_TO BE DONE_.
Write out the listing in full, matching it word for word.

_DATA ENTRIES_.
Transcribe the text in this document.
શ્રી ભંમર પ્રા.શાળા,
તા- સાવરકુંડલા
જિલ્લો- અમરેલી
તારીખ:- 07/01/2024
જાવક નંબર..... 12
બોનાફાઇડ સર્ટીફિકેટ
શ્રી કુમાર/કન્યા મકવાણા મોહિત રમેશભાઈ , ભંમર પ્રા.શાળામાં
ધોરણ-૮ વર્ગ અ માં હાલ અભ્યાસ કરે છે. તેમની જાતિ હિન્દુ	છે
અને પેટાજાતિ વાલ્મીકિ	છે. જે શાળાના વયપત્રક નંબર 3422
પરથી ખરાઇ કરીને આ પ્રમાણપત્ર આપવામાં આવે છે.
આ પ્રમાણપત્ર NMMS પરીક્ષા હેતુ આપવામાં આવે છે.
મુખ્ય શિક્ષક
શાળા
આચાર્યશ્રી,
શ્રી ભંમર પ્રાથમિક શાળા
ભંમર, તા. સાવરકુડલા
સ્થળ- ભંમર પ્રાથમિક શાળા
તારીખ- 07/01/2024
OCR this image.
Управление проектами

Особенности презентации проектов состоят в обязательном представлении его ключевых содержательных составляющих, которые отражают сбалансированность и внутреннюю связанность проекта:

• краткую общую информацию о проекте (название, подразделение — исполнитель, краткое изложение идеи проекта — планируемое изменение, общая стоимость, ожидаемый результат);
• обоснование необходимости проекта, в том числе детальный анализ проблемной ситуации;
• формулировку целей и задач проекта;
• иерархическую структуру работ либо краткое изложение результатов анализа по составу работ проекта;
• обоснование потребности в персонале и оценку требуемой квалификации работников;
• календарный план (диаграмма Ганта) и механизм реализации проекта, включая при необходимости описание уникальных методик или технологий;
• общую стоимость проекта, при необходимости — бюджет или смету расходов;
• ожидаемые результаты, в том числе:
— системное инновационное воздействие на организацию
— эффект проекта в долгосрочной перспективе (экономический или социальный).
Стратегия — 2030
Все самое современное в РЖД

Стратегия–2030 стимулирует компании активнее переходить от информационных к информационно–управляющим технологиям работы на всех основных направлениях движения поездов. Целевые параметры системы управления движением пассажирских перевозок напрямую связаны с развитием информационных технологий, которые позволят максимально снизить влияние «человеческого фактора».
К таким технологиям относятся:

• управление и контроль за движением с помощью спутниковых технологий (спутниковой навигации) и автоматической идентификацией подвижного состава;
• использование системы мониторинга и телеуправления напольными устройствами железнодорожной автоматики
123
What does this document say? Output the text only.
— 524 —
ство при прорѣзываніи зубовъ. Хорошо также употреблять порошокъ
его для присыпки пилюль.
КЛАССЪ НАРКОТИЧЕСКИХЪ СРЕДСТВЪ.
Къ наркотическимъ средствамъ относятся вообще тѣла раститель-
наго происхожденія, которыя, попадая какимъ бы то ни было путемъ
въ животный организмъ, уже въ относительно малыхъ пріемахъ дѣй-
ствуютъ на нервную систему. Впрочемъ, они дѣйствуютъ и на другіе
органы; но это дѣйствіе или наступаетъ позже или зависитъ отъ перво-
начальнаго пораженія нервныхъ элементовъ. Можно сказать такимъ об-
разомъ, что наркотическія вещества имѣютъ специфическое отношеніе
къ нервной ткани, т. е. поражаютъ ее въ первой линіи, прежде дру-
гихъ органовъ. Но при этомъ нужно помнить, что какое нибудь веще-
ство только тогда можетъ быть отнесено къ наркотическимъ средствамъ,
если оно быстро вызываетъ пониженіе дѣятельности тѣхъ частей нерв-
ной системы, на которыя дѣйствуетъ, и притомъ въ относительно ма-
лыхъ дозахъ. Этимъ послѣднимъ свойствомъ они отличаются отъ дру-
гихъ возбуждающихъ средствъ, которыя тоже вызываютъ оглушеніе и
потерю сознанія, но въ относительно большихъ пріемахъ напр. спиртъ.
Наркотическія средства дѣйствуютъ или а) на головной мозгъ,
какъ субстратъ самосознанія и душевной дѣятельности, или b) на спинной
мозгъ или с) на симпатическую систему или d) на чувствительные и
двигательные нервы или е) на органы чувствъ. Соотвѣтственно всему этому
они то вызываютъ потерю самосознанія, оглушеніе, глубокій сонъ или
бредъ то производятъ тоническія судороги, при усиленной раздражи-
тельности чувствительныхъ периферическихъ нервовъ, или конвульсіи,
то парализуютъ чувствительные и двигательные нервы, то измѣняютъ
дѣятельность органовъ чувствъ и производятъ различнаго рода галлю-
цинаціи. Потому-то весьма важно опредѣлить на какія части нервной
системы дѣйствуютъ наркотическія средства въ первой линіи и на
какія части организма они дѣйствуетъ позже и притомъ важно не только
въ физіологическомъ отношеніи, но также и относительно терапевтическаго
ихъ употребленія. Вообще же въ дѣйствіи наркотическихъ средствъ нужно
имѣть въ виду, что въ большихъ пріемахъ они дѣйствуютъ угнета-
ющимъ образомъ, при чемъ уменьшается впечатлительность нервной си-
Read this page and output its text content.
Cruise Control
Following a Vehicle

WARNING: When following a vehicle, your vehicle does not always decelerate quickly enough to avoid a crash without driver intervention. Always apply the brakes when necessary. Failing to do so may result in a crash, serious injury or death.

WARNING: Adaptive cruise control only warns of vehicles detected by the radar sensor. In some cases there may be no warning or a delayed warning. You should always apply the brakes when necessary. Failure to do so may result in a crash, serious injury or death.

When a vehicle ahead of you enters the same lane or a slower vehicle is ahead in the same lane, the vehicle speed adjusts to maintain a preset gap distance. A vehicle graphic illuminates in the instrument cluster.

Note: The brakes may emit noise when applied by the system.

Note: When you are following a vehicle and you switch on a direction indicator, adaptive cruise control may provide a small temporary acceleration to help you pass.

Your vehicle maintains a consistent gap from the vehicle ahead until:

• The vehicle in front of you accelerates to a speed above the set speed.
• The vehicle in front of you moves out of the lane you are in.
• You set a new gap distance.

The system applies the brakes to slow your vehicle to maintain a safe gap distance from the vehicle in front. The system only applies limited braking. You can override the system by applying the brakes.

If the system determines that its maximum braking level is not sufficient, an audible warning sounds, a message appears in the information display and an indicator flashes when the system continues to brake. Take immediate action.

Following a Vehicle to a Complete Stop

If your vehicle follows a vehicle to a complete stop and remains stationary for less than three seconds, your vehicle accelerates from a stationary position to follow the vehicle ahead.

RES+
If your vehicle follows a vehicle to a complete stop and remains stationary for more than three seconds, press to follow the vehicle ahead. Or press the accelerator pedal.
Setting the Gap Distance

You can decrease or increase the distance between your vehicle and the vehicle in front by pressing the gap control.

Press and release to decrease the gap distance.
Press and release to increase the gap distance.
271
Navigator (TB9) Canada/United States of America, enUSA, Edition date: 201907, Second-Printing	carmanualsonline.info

_WORKED SOLUTION_.
Transcribe the text in this document.
શ્રી ભંમર પ્રા.શાળા,
તા- સાવરકુંડલા
જિલ્લો- અમરેલી
તારીખ:- 07/01/2024
જાવક નંબર..... 12
બોનાફાઇડ સર્ટીફિકેટ
શ્રી કુમાર/કન્યા મકવાણા મોહિત રમેશભાઈ , ભંમર પ્રા.શાળામાં
ધોરણ-૮ વર્ગ અ માં હાલ અભ્યાસ કરે છે. તેમની જાતિ હિન્દુ	છે
અને પેટાજાતિ વાલ્મીકિ	છે. જે શાળાના વયપત્રક નંબર 3422
પરથી ખરાઇ કરીને આ પ્રમાણપત્ર આપવામાં આવે છે.
આ પ્રમાણપત્ર NMMS પરીક્ષા હેતુ આપવામાં આવે છે.
મુખ્ય શિક્ષક
શાળા
આચાર્યશ્રી,
શ્રી ભંમર પ્રાથમિક શાળા
ભંમર, તા. સાવરકુડલા
સ્થળ- ભંમર પ્રાથમિક શાળા
તારીખ- 07/01/2024
OCR this image.
Управление проектами

Особенности презентации проектов состоят в обязательном представлении его ключевых содержательных составляющих, которые отражают сбалансированность и внутреннюю связанность проекта:

• краткую общую информацию о проекте (название, подразделение — исполнитель, краткое изложение идеи проекта — планируемое изменение, общая стоимость, ожидаемый результат);
• обоснование необходимости проекта, в том числе детальный анализ проблемной ситуации;
• формулировку целей и задач проекта;
• иерархическую структуру работ либо краткое изложение результатов анализа по составу работ проекта;
• обоснование потребности в персонале и оценку требуемой квалификации работников;
• календарный план (диаграмма Ганта) и механизм реализации проекта, включая при необходимости описание уникальных методик или технологий;
• общую стоимость проекта, при необходимости — бюджет или смету расходов;
• ожидаемые результаты, в том числе:
— системное инновационное воздействие на организацию
— эффект проекта в долгосрочной перспективе (экономический или социальный).
Стратегия — 2030
Все самое современное в РЖД

Стратегия–2030 стимулирует компании активнее переходить от информационных к информационно–управляющим технологиям работы на всех основных направлениях движения поездов. Целевые параметры системы управления движением пассажирских перевозок напрямую связаны с развитием информационных технологий, которые позволят максимально снизить влияние «человеческого фактора».
К таким технологиям относятся:

• управление и контроль за движением с помощью спутниковых технологий (спутниковой навигации) и автоматической идентификацией подвижного состава;
• использование системы мониторинга и телеуправления напольными устройствами железнодорожной автоматики
123
What does this document say? Output the text only.
— 524 —
ство при прорѣзываніи зубовъ. Хорошо также употреблять порошокъ
его для присыпки пилюль.
КЛАССЪ НАРКОТИЧЕСКИХЪ СРЕДСТВЪ.
Къ наркотическимъ средствамъ относятся вообще тѣла раститель-
наго происхожденія, которыя, попадая какимъ бы то ни было путемъ
въ животный организмъ, уже въ относительно малыхъ пріемахъ дѣй-
ствуютъ на нервную систему. Впрочемъ, они дѣйствуютъ и на другіе
органы; но это дѣйствіе или наступаетъ позже или зависитъ отъ перво-
начальнаго пораженія нервныхъ элементовъ. Можно сказать такимъ об-
разомъ, что наркотическія вещества имѣютъ специфическое отношеніе
къ нервной ткани, т. е. поражаютъ ее въ первой линіи, прежде дру-
гихъ органовъ. Но при этомъ нужно помнить, что какое нибудь веще-
ство только тогда можетъ быть отнесено къ наркотическимъ средствамъ,
если оно быстро вызываетъ пониженіе дѣятельности тѣхъ частей нерв-
ной системы, на которыя дѣйствуетъ, и притомъ въ относительно ма-
лыхъ дозахъ. Этимъ послѣднимъ свойствомъ они отличаются отъ дру-
гихъ возбуждающихъ средствъ, которыя тоже вызываютъ оглушеніе и
потерю сознанія, но въ относительно большихъ пріемахъ напр. спиртъ.
Наркотическія средства дѣйствуютъ или а) на головной мозгъ,
какъ субстратъ самосознанія и душевной дѣятельности, или b) на спинной
мозгъ или с) на симпатическую систему или d) на чувствительные и
двигательные нервы или е) на органы чувствъ. Соотвѣтственно всему этому
они то вызываютъ потерю самосознанія, оглушеніе, глубокій сонъ или
бредъ то производятъ тоническія судороги, при усиленной раздражи-
тельности чувствительныхъ периферическихъ нервовъ, или конвульсіи,
то парализуютъ чувствительные и двигательные нервы, то измѣняютъ
дѣятельность органовъ чувствъ и производятъ различнаго рода галлю-
цинаціи. Потому-то весьма важно опредѣлить на какія части нервной
системы дѣйствуютъ наркотическія средства въ первой линіи и на
какія части организма они дѣйствуетъ позже и притомъ важно не только
въ физіологическомъ отношеніи, но также и относительно терапевтическаго
ихъ употребленія. Вообще же въ дѣйствіи наркотическихъ средствъ нужно
имѣть въ виду, что въ большихъ пріемахъ они дѣйствуютъ угнета-
ющимъ образомъ, при чемъ уменьшается впечатлительность нервной си-
Read this page and output its text content.
Cruise Control
Following a Vehicle

WARNING: When following a vehicle, your vehicle does not always decelerate quickly enough to avoid a crash without driver intervention. Always apply the brakes when necessary. Failing to do so may result in a crash, serious injury or death.

WARNING: Adaptive cruise control only warns of vehicles detected by the radar sensor. In some cases there may be no warning or a delayed warning. You should always apply the brakes when necessary. Failure to do so may result in a crash, serious injury or death.

When a vehicle ahead of you enters the same lane or a slower vehicle is ahead in the same lane, the vehicle speed adjusts to maintain a preset gap distance. A vehicle graphic illuminates in the instrument cluster.

Note: The brakes may emit noise when applied by the system.

Note: When you are following a vehicle and you switch on a direction indicator, adaptive cruise control may provide a small temporary acceleration to help you pass.

Your vehicle maintains a consistent gap from the vehicle ahead until:

• The vehicle in front of you accelerates to a speed above the set speed.
• The vehicle in front of you moves out of the lane you are in.
• You set a new gap distance.

The system applies the brakes to slow your vehicle to maintain a safe gap distance from the vehicle in front. The system only applies limited braking. You can override the system by applying the brakes.

If the system determines that its maximum braking level is not sufficient, an audible warning sounds, a message appears in the information display and an indicator flashes when the system continues to brake. Take immediate action.

Following a Vehicle to a Complete Stop

If your vehicle follows a vehicle to a complete stop and remains stationary for less than three seconds, your vehicle accelerates from a stationary position to follow the vehicle ahead.

RES+
If your vehicle follows a vehicle to a complete stop and remains stationary for more than three seconds, press to follow the vehicle ahead. Or press the accelerator pedal.
Setting the Gap Distance

You can decrease or increase the distance between your vehicle and the vehicle in front by pressing the gap control.

Press and release to decrease the gap distance.
Press and release to increase the gap distance.
271
Navigator (TB9) Canada/United States of America, enUSA, Edition date: 201907, Second-Printing	carmanualsonline.info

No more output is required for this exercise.